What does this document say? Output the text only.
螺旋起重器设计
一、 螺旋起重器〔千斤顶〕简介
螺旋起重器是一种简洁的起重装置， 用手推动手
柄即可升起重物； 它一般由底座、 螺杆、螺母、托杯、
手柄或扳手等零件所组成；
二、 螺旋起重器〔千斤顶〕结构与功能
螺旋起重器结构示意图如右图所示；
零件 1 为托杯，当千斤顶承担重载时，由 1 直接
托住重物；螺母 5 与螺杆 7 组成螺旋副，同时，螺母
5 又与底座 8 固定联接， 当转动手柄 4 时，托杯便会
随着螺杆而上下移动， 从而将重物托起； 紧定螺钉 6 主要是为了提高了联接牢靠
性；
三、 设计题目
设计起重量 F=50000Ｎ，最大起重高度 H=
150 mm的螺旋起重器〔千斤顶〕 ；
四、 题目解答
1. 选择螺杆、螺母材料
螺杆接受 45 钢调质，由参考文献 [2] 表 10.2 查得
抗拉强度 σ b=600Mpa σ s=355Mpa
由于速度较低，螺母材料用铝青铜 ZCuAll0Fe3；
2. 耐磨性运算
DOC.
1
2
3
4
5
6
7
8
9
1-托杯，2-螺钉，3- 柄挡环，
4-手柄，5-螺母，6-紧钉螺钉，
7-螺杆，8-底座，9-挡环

> **Stated exercise**
Reproduce each entry above exactly, keeping every word.

> **Exercise result**
What does this document say? Output the text only.
螺旋起重器设计
一、 螺旋起重器〔千斤顶〕简介
螺旋起重器是一种简洁的起重装置， 用手推动手
柄即可升起重物； 它一般由底座、 螺杆、螺母、托杯、
手柄或扳手等零件所组成；
二、 螺旋起重器〔千斤顶〕结构与功能
螺旋起重器结构示意图如右图所示；
零件 1 为托杯，当千斤顶承担重载时，由 1 直接
托住重物；螺母 5 与螺杆 7 组成螺旋副，同时，螺母
5 又与底座 8 固定联接， 当转动手柄 4 时，托杯便会
随着螺杆而上下移动， 从而将重物托起； 紧定螺钉 6 主要是为了提高了联接牢靠
性；
三、 设计题目
设计起重量 F=50000Ｎ，最大起重高度 H=
150 mm的螺旋起重器〔千斤顶〕 ；
四、 题目解答
1. 选择螺杆、螺母材料
螺杆接受 45 钢调质，由参考文献 [2] 表 10.2 查得
抗拉强度 σ b=600Mpa σ s=355Mpa
由于速度较低，螺母材料用铝青铜 ZCuAll0Fe3；
2. 耐磨性运算
DOC.
1
2
3
4
5
6
7
8
9
1-托杯，2-螺钉，3- 柄挡环，
4-手柄，5-螺母，6-紧钉螺钉，
7-螺杆，8-底座，9-挡环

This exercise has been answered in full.